*INSTRUCTIONS FOR THE TASK:* Write out each record again exactly as it stands.

-- SUPPLIED ENTRIES start --

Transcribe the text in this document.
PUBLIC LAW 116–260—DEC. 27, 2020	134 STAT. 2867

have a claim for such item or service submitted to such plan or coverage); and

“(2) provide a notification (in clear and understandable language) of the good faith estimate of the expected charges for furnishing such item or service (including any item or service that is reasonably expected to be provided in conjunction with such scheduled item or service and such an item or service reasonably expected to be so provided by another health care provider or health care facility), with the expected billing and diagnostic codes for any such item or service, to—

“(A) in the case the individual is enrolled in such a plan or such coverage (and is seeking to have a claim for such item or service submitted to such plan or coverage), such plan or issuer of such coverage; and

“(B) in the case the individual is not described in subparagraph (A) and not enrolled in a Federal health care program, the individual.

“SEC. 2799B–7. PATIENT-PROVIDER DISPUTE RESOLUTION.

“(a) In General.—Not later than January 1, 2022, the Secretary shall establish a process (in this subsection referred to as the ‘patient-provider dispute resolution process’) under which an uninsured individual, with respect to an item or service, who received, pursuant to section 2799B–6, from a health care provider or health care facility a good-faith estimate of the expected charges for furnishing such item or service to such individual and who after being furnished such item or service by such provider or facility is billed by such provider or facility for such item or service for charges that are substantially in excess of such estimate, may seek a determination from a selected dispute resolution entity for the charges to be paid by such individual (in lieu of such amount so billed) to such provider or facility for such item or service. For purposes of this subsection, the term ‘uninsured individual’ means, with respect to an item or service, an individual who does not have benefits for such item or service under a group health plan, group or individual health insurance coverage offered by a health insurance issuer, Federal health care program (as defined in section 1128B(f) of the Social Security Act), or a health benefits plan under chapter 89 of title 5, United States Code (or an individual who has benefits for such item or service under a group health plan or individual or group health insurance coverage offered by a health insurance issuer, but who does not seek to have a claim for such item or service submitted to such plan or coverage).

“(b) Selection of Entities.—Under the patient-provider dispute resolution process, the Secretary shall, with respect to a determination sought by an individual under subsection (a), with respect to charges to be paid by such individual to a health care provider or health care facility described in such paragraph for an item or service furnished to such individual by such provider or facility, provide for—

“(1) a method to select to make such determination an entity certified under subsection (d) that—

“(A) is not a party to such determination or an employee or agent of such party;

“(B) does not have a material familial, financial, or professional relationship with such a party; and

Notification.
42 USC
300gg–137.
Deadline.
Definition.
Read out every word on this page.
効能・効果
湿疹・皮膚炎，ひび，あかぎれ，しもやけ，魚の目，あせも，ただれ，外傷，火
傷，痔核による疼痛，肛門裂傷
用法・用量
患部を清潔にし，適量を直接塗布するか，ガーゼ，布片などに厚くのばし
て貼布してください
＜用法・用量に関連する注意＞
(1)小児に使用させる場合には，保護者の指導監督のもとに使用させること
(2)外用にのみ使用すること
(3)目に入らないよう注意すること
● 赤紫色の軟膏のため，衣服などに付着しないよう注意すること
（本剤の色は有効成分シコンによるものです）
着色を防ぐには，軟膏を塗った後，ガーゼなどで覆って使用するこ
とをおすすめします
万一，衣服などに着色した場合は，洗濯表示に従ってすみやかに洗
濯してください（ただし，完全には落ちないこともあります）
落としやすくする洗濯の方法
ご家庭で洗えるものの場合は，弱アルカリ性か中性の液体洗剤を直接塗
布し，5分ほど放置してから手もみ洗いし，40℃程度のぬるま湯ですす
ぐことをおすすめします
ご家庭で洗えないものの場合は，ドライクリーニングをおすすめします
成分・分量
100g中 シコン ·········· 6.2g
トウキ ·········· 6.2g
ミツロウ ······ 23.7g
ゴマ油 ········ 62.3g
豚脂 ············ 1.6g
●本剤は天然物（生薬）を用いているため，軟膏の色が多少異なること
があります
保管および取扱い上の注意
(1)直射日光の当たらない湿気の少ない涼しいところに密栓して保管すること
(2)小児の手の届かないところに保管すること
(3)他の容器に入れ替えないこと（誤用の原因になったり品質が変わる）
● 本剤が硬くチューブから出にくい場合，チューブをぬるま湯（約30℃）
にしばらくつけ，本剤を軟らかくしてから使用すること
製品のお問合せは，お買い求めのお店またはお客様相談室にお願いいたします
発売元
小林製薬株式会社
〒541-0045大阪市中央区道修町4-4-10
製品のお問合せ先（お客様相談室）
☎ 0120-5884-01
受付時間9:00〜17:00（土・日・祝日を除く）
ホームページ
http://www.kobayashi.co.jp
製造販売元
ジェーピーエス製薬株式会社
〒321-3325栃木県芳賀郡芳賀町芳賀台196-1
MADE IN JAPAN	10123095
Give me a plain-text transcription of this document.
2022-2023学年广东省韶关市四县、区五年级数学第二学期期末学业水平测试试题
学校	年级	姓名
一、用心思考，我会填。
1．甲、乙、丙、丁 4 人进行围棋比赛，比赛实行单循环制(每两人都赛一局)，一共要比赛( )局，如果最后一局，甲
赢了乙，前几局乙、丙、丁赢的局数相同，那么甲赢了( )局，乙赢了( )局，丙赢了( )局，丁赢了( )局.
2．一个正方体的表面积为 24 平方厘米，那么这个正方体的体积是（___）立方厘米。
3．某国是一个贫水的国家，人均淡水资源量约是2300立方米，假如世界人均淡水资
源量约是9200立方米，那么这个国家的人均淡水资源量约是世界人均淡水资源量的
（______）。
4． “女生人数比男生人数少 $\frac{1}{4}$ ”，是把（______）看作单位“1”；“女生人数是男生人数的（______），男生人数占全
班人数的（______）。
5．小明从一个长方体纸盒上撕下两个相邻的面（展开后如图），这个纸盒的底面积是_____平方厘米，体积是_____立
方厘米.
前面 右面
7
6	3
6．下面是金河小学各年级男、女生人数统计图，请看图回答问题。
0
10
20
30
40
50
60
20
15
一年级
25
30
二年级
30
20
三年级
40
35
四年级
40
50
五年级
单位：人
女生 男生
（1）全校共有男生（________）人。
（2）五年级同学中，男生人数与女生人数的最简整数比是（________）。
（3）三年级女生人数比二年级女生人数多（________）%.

-- SUPPLIED ENTRIES end --

*EXERCISE ANSWER:*
Transcribe the text in this document.
PUBLIC LAW 116–260—DEC. 27, 2020	134 STAT. 2867

have a claim for such item or service submitted to such plan or coverage); and

“(2) provide a notification (in clear and understandable language) of the good faith estimate of the expected charges for furnishing such item or service (including any item or service that is reasonably expected to be provided in conjunction with such scheduled item or service and such an item or service reasonably expected to be so provided by another health care provider or health care facility), with the expected billing and diagnostic codes for any such item or service, to—

“(A) in the case the individual is enrolled in such a plan or such coverage (and is seeking to have a claim for such item or service submitted to such plan or coverage), such plan or issuer of such coverage; and

“(B) in the case the individual is not described in subparagraph (A) and not enrolled in a Federal health care program, the individual.

“SEC. 2799B–7. PATIENT-PROVIDER DISPUTE RESOLUTION.

“(a) In General.—Not later than January 1, 2022, the Secretary shall establish a process (in this subsection referred to as the ‘patient-provider dispute resolution process’) under which an uninsured individual, with respect to an item or service, who received, pursuant to section 2799B–6, from a health care provider or health care facility a good-faith estimate of the expected charges for furnishing such item or service to such individual and who after being furnished such item or service by such provider or facility is billed by such provider or facility for such item or service for charges that are substantially in excess of such estimate, may seek a determination from a selected dispute resolution entity for the charges to be paid by such individual (in lieu of such amount so billed) to such provider or facility for such item or service. For purposes of this subsection, the term ‘uninsured individual’ means, with respect to an item or service, an individual who does not have benefits for such item or service under a group health plan, group or individual health insurance coverage offered by a health insurance issuer, Federal health care program (as defined in section 1128B(f) of the Social Security Act), or a health benefits plan under chapter 89 of title 5, United States Code (or an individual who has benefits for such item or service under a group health plan or individual or group health insurance coverage offered by a health insurance issuer, but who does not seek to have a claim for such item or service submitted to such plan or coverage).

“(b) Selection of Entities.—Under the patient-provider dispute resolution process, the Secretary shall, with respect to a determination sought by an individual under subsection (a), with respect to charges to be paid by such individual to a health care provider or health care facility described in such paragraph for an item or service furnished to such individual by such provider or facility, provide for—

“(1) a method to select to make such determination an entity certified under subsection (d) that—

“(A) is not a party to such determination or an employee or agent of such party;

“(B) does not have a material familial, financial, or professional relationship with such a party; and

Notification.
42 USC
300gg–137.
Deadline.
Definition.
Read out every word on this page.
効能・効果
湿疹・皮膚炎，ひび，あかぎれ，しもやけ，魚の目，あせも，ただれ，外傷，火
傷，痔核による疼痛，肛門裂傷
用法・用量
患部を清潔にし，適量を直接塗布するか，ガーゼ，布片などに厚くのばし
て貼布してください
＜用法・用量に関連する注意＞
(1)小児に使用させる場合には，保護者の指導監督のもとに使用させること
(2)外用にのみ使用すること
(3)目に入らないよう注意すること
● 赤紫色の軟膏のため，衣服などに付着しないよう注意すること
（本剤の色は有効成分シコンによるものです）
着色を防ぐには，軟膏を塗った後，ガーゼなどで覆って使用するこ
とをおすすめします
万一，衣服などに着色した場合は，洗濯表示に従ってすみやかに洗
濯してください（ただし，完全には落ちないこともあります）
落としやすくする洗濯の方法
ご家庭で洗えるものの場合は，弱アルカリ性か中性の液体洗剤を直接塗
布し，5分ほど放置してから手もみ洗いし，40℃程度のぬるま湯ですす
ぐことをおすすめします
ご家庭で洗えないものの場合は，ドライクリーニングをおすすめします
成分・分量
100g中 シコン ·········· 6.2g
トウキ ·········· 6.2g
ミツロウ ······ 23.7g
ゴマ油 ········ 62.3g
豚脂 ············ 1.6g
●本剤は天然物（生薬）を用いているため，軟膏の色が多少異なること
があります
保管および取扱い上の注意
(1)直射日光の当たらない湿気の少ない涼しいところに密栓して保管すること
(2)小児の手の届かないところに保管すること
(3)他の容器に入れ替えないこと（誤用の原因になったり品質が変わる）
● 本剤が硬くチューブから出にくい場合，チューブをぬるま湯（約30℃）
にしばらくつけ，本剤を軟らかくしてから使用すること
製品のお問合せは，お買い求めのお店またはお客様相談室にお願いいたします
発売元
小林製薬株式会社
〒541-0045大阪市中央区道修町4-4-10
製品のお問合せ先（お客様相談室）
☎ 0120-5884-01
受付時間9:00〜17:00（土・日・祝日を除く）
ホームページ
http://www.kobayashi.co.jp
製造販売元
ジェーピーエス製薬株式会社
〒321-3325栃木県芳賀郡芳賀町芳賀台196-1
MADE IN JAPAN	10123095
Give me a plain-text transcription of this document.
2022-2023学年广东省韶关市四县、区五年级数学第二学期期末学业水平测试试题
学校	年级	姓名
一、用心思考，我会填。
1．甲、乙、丙、丁 4 人进行围棋比赛，比赛实行单循环制(每两人都赛一局)，一共要比赛( )局，如果最后一局，甲
赢了乙，前几局乙、丙、丁赢的局数相同，那么甲赢了( )局，乙赢了( )局，丙赢了( )局，丁赢了( )局.
2．一个正方体的表面积为 24 平方厘米，那么这个正方体的体积是（___）立方厘米。
3．某国是一个贫水的国家，人均淡水资源量约是2300立方米，假如世界人均淡水资
源量约是9200立方米，那么这个国家的人均淡水资源量约是世界人均淡水资源量的
（______）。
4． “女生人数比男生人数少 $\frac{1}{4}$ ”，是把（______）看作单位“1”；“女生人数是男生人数的（______），男生人数占全
班人数的（______）。
5．小明从一个长方体纸盒上撕下两个相邻的面（展开后如图），这个纸盒的底面积是_____平方厘米，体积是_____立
方厘米.
前面 右面
7
6	3
6．下面是金河小学各年级男、女生人数统计图，请看图回答问题。
0
10
20
30
40
50
60
20
15
一年级
25
30
二年级
30
20
三年级
40
35
四年级
40
50
五年级
单位：人
女生 男生
（1）全校共有男生（________）人。
（2）五年级同学中，男生人数与女生人数的最简整数比是（________）。
（3）三年级女生人数比二年级女生人数多（________）%.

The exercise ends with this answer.